------ PROVIDED TEXT ------

In response to the question: "Why is Apple collecting this information?" the researchers answer "it's unclear." However, "one guess might be that they have new features in mind that require a history of your location, but that's pure speculation. The fact that it's transferred across devices when you restore or migrate is evidence the data-gathering isn't accidental."
"The more fundamental problem," Warden and Allen write "is that Apple are collecting this information at all."
An April 27 damage control statement from the firm claims that "Apple is not tracking the location of your iPhone. Apple has never done so and has no plans to ever do so."
They assert that "iPhone is not logging your location," but rather, is "maintaining a database of Wi-Fi hotspots and cell towers around your current location." You see it's all an innocent misunderstanding, nothing more than a convenient means for users to "quickly find GPS satellites."
While the "entire crowd-sourced database is too big to store on an iPhone," we're told that they "download an appropriate subset (cache) onto each iPhone."

Further claiming that "this cache is protected but not encrypted," it's "backed up in iTunes whenever you back up your iPhone. The backup is encrypted or not, depending on the user settings in iTunes."

In other words, we won't tell you we're downloading an unencrypted locational cache onto your iTunes library where it can be read by anyone with access to your laptop or home computer, so any trouble that might attend an unauthorized peek at your data is your problem.

But because "we care," and not because of the adverse publicity generated by the firm treating their customers "like little particles that move in space ... that occasionally communicate with each other," as physicist Albert-Laszlo Barabasi told The Wall Street Journal, Apple plans "to cease backing up this cache in a software update coming soon."

However, CNET News reported last week that Rep. Jay Inslee (D-WA), "isn't satisfied with Apple's explanation of why iPhones keep track of their users' locations and wants a federal probe into the Cupertino software marker's privacy practices."

For their part Microsoft, journalist Declan McCullagh writes, "says it does not save location histories directly on Windows Mobile 7 devices," but acknowledge that "in some circumstances" the firm "collects information including a unique device ID, details about nearby Wi-Fi networks, and the phone's GPS-derived exact latitude and longitude."

------

> **STATED EXERCISE 1**: Retype the records exactly, starting with their first line and going on through the line that contains "total-reduction-row: 共减 -¥137.24".

------ RECORD SET ------

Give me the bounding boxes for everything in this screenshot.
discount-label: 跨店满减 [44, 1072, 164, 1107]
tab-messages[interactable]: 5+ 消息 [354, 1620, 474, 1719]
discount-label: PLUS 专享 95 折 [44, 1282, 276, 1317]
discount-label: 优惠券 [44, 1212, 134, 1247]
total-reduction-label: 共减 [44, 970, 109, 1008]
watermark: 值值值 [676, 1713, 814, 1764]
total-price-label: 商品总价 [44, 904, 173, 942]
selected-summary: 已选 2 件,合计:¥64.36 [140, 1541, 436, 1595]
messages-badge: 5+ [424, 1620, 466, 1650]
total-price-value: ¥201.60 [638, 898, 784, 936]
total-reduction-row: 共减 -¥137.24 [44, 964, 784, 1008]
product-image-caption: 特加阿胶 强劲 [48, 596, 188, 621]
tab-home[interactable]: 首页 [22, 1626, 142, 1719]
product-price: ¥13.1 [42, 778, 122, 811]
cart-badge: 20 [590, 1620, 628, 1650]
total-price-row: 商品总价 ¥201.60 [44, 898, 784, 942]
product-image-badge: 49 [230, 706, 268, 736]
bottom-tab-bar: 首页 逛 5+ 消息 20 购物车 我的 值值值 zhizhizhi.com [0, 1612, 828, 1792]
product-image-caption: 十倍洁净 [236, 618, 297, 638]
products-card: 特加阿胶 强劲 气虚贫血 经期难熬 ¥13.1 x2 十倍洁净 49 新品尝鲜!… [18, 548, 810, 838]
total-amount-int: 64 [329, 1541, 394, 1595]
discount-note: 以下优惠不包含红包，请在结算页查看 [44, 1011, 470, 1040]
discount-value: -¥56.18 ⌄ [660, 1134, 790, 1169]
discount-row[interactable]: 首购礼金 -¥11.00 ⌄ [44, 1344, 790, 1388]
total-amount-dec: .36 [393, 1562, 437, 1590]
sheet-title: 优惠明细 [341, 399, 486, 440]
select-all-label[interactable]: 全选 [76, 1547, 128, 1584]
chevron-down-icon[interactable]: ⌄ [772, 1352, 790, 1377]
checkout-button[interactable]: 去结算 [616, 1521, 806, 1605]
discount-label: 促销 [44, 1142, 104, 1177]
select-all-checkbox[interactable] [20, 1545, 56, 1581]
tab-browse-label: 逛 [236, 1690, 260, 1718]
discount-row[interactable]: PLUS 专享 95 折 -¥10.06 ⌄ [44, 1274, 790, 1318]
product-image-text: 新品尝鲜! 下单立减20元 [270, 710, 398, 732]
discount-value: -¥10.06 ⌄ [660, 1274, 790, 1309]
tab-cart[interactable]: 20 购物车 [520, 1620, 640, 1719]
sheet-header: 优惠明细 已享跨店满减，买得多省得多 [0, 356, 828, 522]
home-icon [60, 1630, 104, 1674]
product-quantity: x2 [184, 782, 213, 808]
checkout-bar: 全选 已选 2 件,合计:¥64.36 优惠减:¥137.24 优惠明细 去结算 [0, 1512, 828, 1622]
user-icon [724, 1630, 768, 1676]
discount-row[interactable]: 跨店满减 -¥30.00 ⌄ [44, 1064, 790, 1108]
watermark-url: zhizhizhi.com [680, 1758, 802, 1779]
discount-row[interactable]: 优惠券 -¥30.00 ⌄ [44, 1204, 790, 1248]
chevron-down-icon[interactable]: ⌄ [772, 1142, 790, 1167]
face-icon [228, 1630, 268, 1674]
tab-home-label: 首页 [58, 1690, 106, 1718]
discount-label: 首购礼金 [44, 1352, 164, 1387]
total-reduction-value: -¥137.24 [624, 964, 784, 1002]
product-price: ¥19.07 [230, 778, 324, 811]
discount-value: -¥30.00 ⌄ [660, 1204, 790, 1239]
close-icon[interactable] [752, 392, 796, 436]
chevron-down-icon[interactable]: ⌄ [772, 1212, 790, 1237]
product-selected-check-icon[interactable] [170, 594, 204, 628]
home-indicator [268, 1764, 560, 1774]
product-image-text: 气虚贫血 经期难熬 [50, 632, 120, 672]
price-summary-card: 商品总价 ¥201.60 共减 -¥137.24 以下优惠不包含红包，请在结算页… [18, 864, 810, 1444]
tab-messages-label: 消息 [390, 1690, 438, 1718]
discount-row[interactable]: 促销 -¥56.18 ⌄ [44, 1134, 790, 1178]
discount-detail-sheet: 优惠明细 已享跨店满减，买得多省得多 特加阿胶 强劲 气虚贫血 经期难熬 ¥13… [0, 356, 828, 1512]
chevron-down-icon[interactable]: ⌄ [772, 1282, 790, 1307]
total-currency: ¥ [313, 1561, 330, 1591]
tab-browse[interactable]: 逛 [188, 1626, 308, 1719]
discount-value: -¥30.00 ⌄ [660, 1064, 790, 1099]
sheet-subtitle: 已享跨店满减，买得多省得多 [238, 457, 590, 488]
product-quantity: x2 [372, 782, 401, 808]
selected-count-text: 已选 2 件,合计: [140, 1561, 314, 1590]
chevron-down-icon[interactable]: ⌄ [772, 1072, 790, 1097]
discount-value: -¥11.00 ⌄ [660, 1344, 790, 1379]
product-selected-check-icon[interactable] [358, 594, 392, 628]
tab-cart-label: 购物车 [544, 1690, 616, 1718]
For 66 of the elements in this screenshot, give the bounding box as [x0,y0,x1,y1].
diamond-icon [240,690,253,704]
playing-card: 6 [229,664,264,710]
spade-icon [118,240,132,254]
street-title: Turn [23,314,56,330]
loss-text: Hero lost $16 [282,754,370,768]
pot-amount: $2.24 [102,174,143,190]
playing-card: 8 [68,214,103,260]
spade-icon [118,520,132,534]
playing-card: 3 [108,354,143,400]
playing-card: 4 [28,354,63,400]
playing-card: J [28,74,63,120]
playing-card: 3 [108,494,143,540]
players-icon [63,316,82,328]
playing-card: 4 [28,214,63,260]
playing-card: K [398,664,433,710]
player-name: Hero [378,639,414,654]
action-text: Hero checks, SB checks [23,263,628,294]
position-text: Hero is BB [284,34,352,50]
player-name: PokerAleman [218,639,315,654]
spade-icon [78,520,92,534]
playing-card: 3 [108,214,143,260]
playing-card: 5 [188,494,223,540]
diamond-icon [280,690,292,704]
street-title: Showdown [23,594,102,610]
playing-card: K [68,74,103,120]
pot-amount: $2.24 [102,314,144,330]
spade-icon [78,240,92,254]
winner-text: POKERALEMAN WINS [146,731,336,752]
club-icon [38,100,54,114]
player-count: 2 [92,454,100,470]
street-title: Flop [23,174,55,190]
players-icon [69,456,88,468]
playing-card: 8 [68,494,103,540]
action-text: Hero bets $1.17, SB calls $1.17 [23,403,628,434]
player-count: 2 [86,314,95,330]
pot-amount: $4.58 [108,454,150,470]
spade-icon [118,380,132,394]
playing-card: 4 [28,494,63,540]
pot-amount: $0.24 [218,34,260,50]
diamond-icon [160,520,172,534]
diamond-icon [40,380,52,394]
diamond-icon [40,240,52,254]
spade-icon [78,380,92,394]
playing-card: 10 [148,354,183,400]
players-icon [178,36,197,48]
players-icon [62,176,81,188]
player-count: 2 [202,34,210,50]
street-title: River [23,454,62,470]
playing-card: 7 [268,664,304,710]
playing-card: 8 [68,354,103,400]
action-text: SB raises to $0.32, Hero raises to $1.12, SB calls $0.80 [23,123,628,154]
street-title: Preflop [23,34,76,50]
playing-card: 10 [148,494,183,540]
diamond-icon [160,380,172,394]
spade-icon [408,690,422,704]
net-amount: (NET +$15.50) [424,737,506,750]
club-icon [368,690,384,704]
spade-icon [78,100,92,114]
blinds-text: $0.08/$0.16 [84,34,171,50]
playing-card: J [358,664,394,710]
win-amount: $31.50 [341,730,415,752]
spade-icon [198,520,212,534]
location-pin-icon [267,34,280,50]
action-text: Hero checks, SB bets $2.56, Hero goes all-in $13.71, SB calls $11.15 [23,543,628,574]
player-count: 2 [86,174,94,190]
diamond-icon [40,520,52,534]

------

> **STATED EXERCISE 2**: Echo the passage on Apple's iPhone location data word for word, starting with "Further claiming that" and going on through "your data is your problem.".

> **CORRECT OUTPUT 1**:
Give me the bounding boxes for everything in this screenshot.
discount-label: 跨店满减 [44, 1072, 164, 1107]
tab-messages[interactable]: 5+ 消息 [354, 1620, 474, 1719]
discount-label: PLUS 专享 95 折 [44, 1282, 276, 1317]
discount-label: 优惠券 [44, 1212, 134, 1247]
total-reduction-label: 共减 [44, 970, 109, 1008]
watermark: 值值值 [676, 1713, 814, 1764]
total-price-label: 商品总价 [44, 904, 173, 942]
selected-summary: 已选 2 件,合计:¥64.36 [140, 1541, 436, 1595]
messages-badge: 5+ [424, 1620, 466, 1650]
total-price-value: ¥201.60 [638, 898, 784, 936]
total-reduction-row: 共减 -¥137.24 [44, 964, 784, 1008]

> **CORRECT OUTPUT 2**:
Further claiming that "this cache is protected but not encrypted," it's "backed up in iTunes whenever you back up your iPhone. The backup is encrypted or not, depending on the user settings in iTunes."

In other words, we won't tell you we're downloading an unencrypted locational cache onto your iTunes library where it can be read by anyone with access to your laptop or home computer, so any trouble that might attend an unauthorized peek at your data is your problem.